=== Supplied records ===
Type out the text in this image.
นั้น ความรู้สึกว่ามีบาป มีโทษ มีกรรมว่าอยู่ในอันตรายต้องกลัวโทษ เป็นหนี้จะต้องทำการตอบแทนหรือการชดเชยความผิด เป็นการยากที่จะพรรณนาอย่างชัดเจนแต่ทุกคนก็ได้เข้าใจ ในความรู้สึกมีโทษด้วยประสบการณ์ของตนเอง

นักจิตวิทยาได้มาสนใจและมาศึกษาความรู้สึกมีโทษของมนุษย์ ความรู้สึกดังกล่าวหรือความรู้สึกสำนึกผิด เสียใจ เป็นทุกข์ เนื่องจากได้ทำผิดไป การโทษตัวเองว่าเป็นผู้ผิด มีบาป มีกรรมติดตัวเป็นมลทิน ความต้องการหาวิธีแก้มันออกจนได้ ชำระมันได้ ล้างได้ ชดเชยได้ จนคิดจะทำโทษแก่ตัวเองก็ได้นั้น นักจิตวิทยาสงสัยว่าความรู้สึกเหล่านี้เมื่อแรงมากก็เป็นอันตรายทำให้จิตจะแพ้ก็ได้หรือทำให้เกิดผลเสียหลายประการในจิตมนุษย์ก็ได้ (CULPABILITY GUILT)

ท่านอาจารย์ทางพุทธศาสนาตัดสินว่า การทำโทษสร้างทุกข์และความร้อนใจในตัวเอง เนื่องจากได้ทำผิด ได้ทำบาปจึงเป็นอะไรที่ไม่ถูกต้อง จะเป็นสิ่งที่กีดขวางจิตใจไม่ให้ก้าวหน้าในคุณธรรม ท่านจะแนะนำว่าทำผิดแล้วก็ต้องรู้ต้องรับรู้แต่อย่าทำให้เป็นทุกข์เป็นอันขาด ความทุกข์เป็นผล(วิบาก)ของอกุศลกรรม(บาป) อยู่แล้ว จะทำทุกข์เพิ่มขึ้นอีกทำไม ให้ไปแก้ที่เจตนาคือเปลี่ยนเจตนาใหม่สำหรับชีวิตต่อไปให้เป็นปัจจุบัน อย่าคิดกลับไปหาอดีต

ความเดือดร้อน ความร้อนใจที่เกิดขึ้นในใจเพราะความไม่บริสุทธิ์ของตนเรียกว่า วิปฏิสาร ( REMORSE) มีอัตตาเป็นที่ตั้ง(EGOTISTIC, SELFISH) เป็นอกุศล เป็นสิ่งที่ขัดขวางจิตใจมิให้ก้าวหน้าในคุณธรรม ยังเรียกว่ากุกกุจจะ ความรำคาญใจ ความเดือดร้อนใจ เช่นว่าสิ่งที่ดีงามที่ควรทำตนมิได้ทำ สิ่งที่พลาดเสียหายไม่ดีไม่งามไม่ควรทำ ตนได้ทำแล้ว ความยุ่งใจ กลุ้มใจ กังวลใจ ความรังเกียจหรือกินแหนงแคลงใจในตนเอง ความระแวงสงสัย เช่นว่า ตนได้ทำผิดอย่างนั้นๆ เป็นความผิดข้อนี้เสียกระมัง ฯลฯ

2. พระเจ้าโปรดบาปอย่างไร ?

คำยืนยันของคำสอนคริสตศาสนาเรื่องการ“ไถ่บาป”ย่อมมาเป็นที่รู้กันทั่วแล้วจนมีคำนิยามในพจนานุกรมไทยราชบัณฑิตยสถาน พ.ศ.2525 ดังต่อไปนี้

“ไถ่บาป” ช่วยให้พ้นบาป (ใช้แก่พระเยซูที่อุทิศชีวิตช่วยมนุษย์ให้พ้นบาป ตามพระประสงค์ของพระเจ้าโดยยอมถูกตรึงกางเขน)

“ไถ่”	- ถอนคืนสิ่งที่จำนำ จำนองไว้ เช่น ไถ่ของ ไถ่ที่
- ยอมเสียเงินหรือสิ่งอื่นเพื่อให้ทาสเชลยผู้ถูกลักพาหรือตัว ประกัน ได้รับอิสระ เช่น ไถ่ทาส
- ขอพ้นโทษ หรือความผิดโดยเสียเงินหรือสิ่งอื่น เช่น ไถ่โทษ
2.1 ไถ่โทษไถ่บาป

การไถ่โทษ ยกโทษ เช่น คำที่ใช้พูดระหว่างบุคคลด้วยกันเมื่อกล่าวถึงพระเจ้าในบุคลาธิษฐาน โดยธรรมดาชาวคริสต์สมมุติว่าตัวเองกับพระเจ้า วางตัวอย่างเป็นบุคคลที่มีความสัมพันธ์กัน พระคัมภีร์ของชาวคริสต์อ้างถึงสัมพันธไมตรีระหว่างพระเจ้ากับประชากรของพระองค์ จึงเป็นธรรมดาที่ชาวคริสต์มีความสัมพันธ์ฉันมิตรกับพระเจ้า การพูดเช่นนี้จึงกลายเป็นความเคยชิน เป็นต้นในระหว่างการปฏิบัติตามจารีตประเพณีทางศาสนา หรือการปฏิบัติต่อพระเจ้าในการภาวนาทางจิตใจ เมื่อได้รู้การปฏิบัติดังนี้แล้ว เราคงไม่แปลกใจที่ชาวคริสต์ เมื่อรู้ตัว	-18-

=== Exercise instructions ===
Reproduce every line of the material above exactly.

=== Exercise answer ===
Type out the text in this image.
นั้น ความรู้สึกว่ามีบาป มีโทษ มีกรรมว่าอยู่ในอันตรายต้องกลัวโทษ เป็นหนี้จะต้องทำการตอบแทนหรือการชดเชยความผิด เป็นการยากที่จะพรรณนาอย่างชัดเจนแต่ทุกคนก็ได้เข้าใจ ในความรู้สึกมีโทษด้วยประสบการณ์ของตนเอง

นักจิตวิทยาได้มาสนใจและมาศึกษาความรู้สึกมีโทษของมนุษย์ ความรู้สึกดังกล่าวหรือความรู้สึกสำนึกผิด เสียใจ เป็นทุกข์ เนื่องจากได้ทำผิดไป การโทษตัวเองว่าเป็นผู้ผิด มีบาป มีกรรมติดตัวเป็นมลทิน ความต้องการหาวิธีแก้มันออกจนได้ ชำระมันได้ ล้างได้ ชดเชยได้ จนคิดจะทำโทษแก่ตัวเองก็ได้นั้น นักจิตวิทยาสงสัยว่าความรู้สึกเหล่านี้เมื่อแรงมากก็เป็นอันตรายทำให้จิตจะแพ้ก็ได้หรือทำให้เกิดผลเสียหลายประการในจิตมนุษย์ก็ได้ (CULPABILITY GUILT)

ท่านอาจารย์ทางพุทธศาสนาตัดสินว่า การทำโทษสร้างทุกข์และความร้อนใจในตัวเอง เนื่องจากได้ทำผิด ได้ทำบาปจึงเป็นอะไรที่ไม่ถูกต้อง จะเป็นสิ่งที่กีดขวางจิตใจไม่ให้ก้าวหน้าในคุณธรรม ท่านจะแนะนำว่าทำผิดแล้วก็ต้องรู้ต้องรับรู้แต่อย่าทำให้เป็นทุกข์เป็นอันขาด ความทุกข์เป็นผล(วิบาก)ของอกุศลกรรม(บาป) อยู่แล้ว จะทำทุกข์เพิ่มขึ้นอีกทำไม ให้ไปแก้ที่เจตนาคือเปลี่ยนเจตนาใหม่สำหรับชีวิตต่อไปให้เป็นปัจจุบัน อย่าคิดกลับไปหาอดีต

ความเดือดร้อน ความร้อนใจที่เกิดขึ้นในใจเพราะความไม่บริสุทธิ์ของตนเรียกว่า วิปฏิสาร ( REMORSE) มีอัตตาเป็นที่ตั้ง(EGOTISTIC, SELFISH) เป็นอกุศล เป็นสิ่งที่ขัดขวางจิตใจมิให้ก้าวหน้าในคุณธรรม ยังเรียกว่ากุกกุจจะ ความรำคาญใจ ความเดือดร้อนใจ เช่นว่าสิ่งที่ดีงามที่ควรทำตนมิได้ทำ สิ่งที่พลาดเสียหายไม่ดีไม่งามไม่ควรทำ ตนได้ทำแล้ว ความยุ่งใจ กลุ้มใจ กังวลใจ ความรังเกียจหรือกินแหนงแคลงใจในตนเอง ความระแวงสงสัย เช่นว่า ตนได้ทำผิดอย่างนั้นๆ เป็นความผิดข้อนี้เสียกระมัง ฯลฯ

2. พระเจ้าโปรดบาปอย่างไร ?

คำยืนยันของคำสอนคริสตศาสนาเรื่องการ“ไถ่บาป”ย่อมมาเป็นที่รู้กันทั่วแล้วจนมีคำนิยามในพจนานุกรมไทยราชบัณฑิตยสถาน พ.ศ.2525 ดังต่อไปนี้

“ไถ่บาป” ช่วยให้พ้นบาป (ใช้แก่พระเยซูที่อุทิศชีวิตช่วยมนุษย์ให้พ้นบาป ตามพระประสงค์ของพระเจ้าโดยยอมถูกตรึงกางเขน)

“ไถ่”	- ถอนคืนสิ่งที่จำนำ จำนองไว้ เช่น ไถ่ของ ไถ่ที่
- ยอมเสียเงินหรือสิ่งอื่นเพื่อให้ทาสเชลยผู้ถูกลักพาหรือตัว ประกัน ได้รับอิสระ เช่น ไถ่ทาส
- ขอพ้นโทษ หรือความผิดโดยเสียเงินหรือสิ่งอื่น เช่น ไถ่โทษ
2.1 ไถ่โทษไถ่บาป

การไถ่โทษ ยกโทษ เช่น คำที่ใช้พูดระหว่างบุคคลด้วยกันเมื่อกล่าวถึงพระเจ้าในบุคลาธิษฐาน โดยธรรมดาชาวคริสต์สมมุติว่าตัวเองกับพระเจ้า วางตัวอย่างเป็นบุคคลที่มีความสัมพันธ์กัน พระคัมภีร์ของชาวคริสต์อ้างถึงสัมพันธไมตรีระหว่างพระเจ้ากับประชากรของพระองค์ จึงเป็นธรรมดาที่ชาวคริสต์มีความสัมพันธ์ฉันมิตรกับพระเจ้า การพูดเช่นนี้จึงกลายเป็นความเคยชิน เป็นต้นในระหว่างการปฏิบัติตามจารีตประเพณีทางศาสนา หรือการปฏิบัติต่อพระเจ้าในการภาวนาทางจิตใจ เมื่อได้รู้การปฏิบัติดังนี้แล้ว เราคงไม่แปลกใจที่ชาวคริสต์ เมื่อรู้ตัว	-18-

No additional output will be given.